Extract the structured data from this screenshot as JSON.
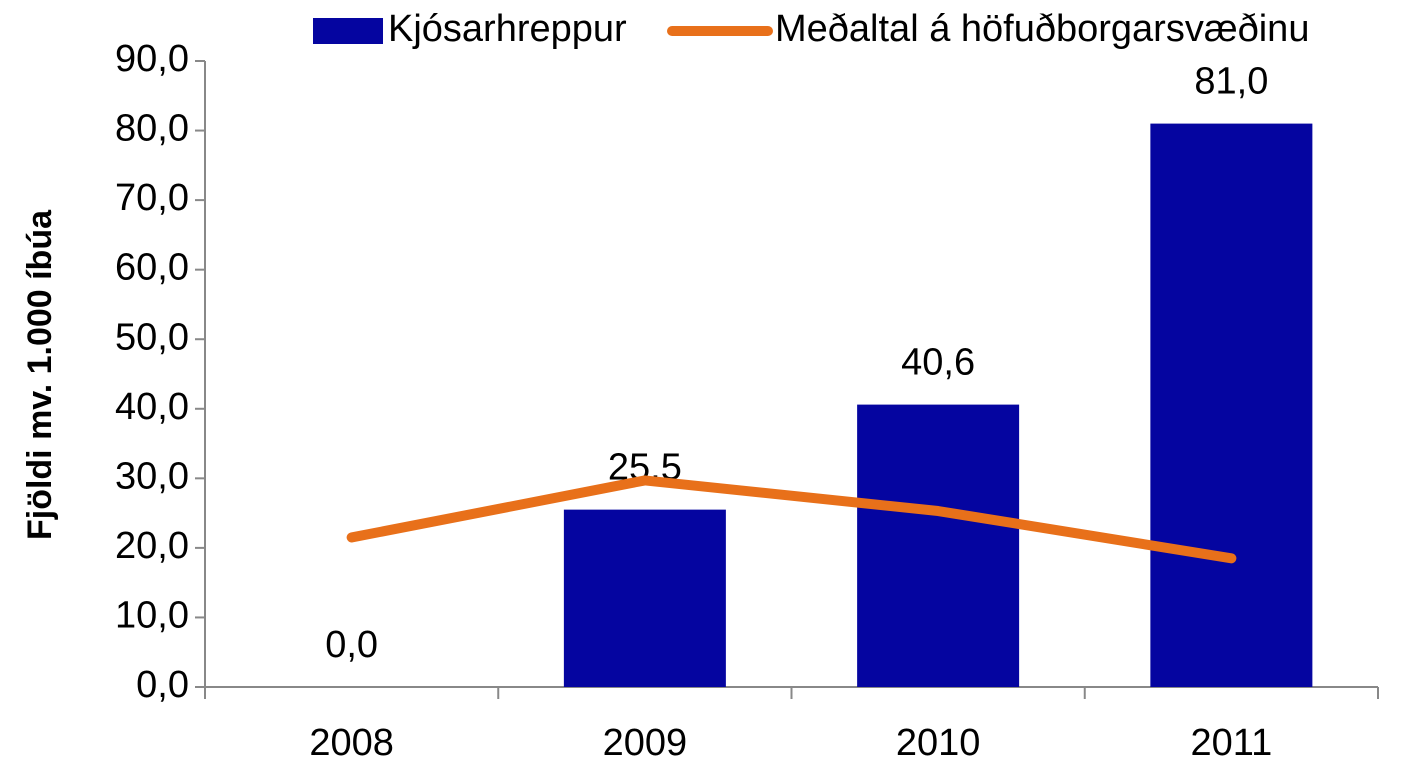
{
  "chart_data": {
    "type": "bar",
    "y_label": "Fjöldi mv. 1.000 íbúa",
    "categories": [
      "2008",
      "2009",
      "2010",
      "2011"
    ],
    "series": [
      {
        "name": "Kjósarhreppur",
        "type": "bar",
        "color": "#0505a0",
        "values": [
          0.0,
          25.5,
          40.6,
          81.0
        ],
        "value_labels": [
          "0,0",
          "25,5",
          "40,6",
          "81,0"
        ]
      },
      {
        "name": "Meðaltal á höfuðborgarsvæðinu",
        "type": "line",
        "color": "#e8701a",
        "values": [
          21.5,
          29.7,
          25.3,
          18.5
        ]
      }
    ],
    "ylim": [
      0,
      90
    ],
    "yticks": [
      {
        "value": 0,
        "label": "0,0"
      },
      {
        "value": 10,
        "label": "10,0"
      },
      {
        "value": 20,
        "label": "20,0"
      },
      {
        "value": 30,
        "label": "30,0"
      },
      {
        "value": 40,
        "label": "40,0"
      },
      {
        "value": 50,
        "label": "50,0"
      },
      {
        "value": 60,
        "label": "60,0"
      },
      {
        "value": 70,
        "label": "70,0"
      },
      {
        "value": 80,
        "label": "80,0"
      },
      {
        "value": 90,
        "label": "90,0"
      }
    ],
    "grid": false,
    "legend": "top"
  }
}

EXERCISE INSTRUCTIONS: Would you return the data exactly as written, without the pictures?

RESPONSE TO THIS EXERCISE:
Extract the structured data from this screenshot as JSON.
{
  "chart_data": {
    "type": "bar",
    "y_label": "Fjöldi mv. 1.000 íbúa",
    "categories": [
      "2008",
      "2009",
      "2010",
      "2011"
    ],
    "series": [
      {
        "name": "Kjósarhreppur",
        "type": "bar",
        "color": "#0505a0",
        "values": [
          0.0,
          25.5,
          40.6,
          81.0
        ],
        "value_labels": [
          "0,0",
          "25,5",
          "40,6",
          "81,0"
        ]
      },
      {
        "name": "Meðaltal á höfuðborgarsvæðinu",
        "type": "line",
        "color": "#e8701a",
        "values": [
          21.5,
          29.7,
          25.3,
          18.5
        ]
      }
    ],
    "ylim": [
      0,
      90
    ],
    "yticks": [
      {
        "value": 0,
        "label": "0,0"
      },
      {
        "value": 10,
        "label": "10,0"
      },
      {
        "value": 20,
        "label": "20,0"
      },
      {
        "value": 30,
        "label": "30,0"
      },
      {
        "value": 40,
        "label": "40,0"
      },
      {
        "value": 50,
        "label": "50,0"
      },
      {
        "value": 60,
        "label": "60,0"
      },
      {
        "value": 70,
        "label": "70,0"
      },
      {
        "value": 80,
        "label": "80,0"
      },
      {
        "value": 90,
        "label": "90,0"
      }
    ],
    "grid": false,
    "legend": "top"
  }
}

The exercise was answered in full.